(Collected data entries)
********

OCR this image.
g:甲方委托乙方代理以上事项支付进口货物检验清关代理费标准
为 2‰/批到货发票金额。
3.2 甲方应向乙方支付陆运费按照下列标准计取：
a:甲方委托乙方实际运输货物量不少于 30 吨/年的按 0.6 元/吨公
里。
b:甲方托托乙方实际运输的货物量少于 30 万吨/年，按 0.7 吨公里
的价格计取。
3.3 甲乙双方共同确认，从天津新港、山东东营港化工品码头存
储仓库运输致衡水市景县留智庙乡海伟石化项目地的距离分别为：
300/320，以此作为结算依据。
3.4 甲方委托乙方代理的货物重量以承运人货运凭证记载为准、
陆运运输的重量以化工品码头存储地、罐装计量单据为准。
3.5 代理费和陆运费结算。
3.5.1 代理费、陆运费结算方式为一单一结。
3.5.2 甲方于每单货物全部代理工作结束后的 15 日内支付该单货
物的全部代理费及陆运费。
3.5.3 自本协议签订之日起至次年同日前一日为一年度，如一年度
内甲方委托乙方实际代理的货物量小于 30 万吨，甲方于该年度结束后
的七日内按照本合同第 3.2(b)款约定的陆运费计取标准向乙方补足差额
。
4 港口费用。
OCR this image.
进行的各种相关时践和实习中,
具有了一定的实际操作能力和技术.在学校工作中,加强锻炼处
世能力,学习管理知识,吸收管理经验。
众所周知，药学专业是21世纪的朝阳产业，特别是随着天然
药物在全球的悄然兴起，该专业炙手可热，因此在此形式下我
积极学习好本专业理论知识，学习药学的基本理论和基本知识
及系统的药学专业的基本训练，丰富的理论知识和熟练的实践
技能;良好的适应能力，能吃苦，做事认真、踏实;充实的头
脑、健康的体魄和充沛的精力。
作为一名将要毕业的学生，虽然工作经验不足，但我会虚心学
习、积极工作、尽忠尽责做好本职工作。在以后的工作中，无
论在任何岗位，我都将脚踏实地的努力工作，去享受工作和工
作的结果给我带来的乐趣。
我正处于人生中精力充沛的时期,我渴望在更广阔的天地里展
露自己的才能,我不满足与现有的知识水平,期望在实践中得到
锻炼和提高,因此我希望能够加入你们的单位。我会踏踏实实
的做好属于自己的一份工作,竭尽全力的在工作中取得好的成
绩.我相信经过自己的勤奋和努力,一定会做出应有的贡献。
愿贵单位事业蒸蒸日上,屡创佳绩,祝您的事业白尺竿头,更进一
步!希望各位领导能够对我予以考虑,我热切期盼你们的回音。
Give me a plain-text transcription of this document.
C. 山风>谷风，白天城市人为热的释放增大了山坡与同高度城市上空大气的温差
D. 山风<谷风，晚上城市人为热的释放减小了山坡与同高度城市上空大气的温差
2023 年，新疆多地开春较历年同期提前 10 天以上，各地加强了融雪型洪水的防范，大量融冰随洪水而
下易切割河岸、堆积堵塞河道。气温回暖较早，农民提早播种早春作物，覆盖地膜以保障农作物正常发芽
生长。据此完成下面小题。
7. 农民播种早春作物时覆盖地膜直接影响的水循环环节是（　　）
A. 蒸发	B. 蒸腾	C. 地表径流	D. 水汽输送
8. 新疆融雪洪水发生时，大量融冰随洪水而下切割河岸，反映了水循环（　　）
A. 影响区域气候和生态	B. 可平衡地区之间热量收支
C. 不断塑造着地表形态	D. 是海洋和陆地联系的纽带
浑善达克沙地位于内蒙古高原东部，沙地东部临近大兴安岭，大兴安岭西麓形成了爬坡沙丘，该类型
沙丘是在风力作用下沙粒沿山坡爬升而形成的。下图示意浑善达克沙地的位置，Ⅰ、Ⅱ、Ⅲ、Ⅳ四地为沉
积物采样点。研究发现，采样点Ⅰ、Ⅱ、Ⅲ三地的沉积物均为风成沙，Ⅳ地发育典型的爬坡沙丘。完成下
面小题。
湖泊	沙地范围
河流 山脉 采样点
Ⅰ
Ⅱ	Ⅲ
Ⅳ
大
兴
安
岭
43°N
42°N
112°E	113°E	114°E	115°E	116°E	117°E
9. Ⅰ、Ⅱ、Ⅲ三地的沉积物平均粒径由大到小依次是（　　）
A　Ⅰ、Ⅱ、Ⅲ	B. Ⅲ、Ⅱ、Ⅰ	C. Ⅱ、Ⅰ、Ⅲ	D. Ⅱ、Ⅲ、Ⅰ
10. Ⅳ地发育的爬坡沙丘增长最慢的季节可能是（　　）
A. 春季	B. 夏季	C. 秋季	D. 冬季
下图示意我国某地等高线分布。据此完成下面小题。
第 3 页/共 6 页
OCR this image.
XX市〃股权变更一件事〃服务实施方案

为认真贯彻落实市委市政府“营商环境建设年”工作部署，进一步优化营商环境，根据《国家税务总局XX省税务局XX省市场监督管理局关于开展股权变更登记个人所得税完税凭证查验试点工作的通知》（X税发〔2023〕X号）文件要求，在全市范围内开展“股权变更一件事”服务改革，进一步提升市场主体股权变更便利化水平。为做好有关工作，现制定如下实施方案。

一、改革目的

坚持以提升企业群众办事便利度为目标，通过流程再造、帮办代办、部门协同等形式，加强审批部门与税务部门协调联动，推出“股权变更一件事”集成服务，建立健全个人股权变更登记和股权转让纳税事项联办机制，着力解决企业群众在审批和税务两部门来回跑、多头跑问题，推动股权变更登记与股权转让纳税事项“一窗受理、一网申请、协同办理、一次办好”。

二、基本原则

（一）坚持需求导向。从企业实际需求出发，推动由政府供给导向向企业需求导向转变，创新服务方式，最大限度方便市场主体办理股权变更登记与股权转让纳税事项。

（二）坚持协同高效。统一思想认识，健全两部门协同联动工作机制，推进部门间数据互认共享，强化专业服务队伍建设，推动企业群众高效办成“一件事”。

********

REQUIREMENTS
Report how many lines of the listing above include the word "据此完成下面小题". Say nothing but the number.

RESULT BELOW
2